━━ Given records

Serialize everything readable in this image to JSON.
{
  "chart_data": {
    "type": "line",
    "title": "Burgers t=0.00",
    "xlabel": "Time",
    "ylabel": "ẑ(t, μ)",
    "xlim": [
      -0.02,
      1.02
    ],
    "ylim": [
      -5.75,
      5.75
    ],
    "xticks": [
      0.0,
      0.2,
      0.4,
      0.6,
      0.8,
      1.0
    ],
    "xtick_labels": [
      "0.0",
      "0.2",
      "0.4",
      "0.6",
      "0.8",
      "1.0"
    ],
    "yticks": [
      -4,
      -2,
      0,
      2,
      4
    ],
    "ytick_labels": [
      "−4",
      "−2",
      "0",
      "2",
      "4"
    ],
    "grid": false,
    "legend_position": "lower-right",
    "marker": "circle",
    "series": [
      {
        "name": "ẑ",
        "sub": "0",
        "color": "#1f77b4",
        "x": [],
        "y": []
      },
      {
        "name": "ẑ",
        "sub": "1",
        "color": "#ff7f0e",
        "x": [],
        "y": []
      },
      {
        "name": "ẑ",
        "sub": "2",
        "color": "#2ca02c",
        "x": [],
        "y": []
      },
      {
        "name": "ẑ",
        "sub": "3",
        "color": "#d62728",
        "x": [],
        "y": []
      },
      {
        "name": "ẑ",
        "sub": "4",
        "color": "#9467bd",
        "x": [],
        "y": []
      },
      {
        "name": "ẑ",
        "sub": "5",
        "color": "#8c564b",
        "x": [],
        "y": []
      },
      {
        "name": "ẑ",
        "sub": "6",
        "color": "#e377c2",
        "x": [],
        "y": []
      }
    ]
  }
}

━━━━

=== Exercise task ===
Find the word "color" in the entries, and copy every line it shows up in.

=== Complete answer ===
        "color": "#1f77b4",
        "color": "#ff7f0e",
        "color": "#2ca02c",
        "color": "#d62728",
        "color": "#9467bd",
        "color": "#8c564b",
        "color": "#e377c2",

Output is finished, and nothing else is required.